Change "positions" to "coordinates" in the records and write out all their lines again with nothing else altered. Leave the pictures out.

......

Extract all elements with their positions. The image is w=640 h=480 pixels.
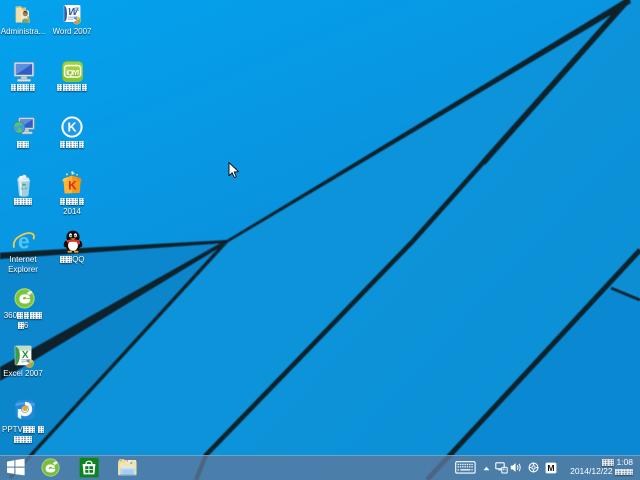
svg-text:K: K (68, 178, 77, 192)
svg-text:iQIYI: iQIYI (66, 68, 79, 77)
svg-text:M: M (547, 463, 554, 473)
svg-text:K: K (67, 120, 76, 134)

......

● **Written response**:
Extract all elements with their coordinates. The image is w=640 h=480 pixels.
svg-text:K: K (68, 178, 77, 192)
svg-text:iQIYI: iQIYI (66, 68, 79, 77)
svg-text:M: M (547, 463, 554, 473)
svg-text:K: K (67, 120, 76, 134)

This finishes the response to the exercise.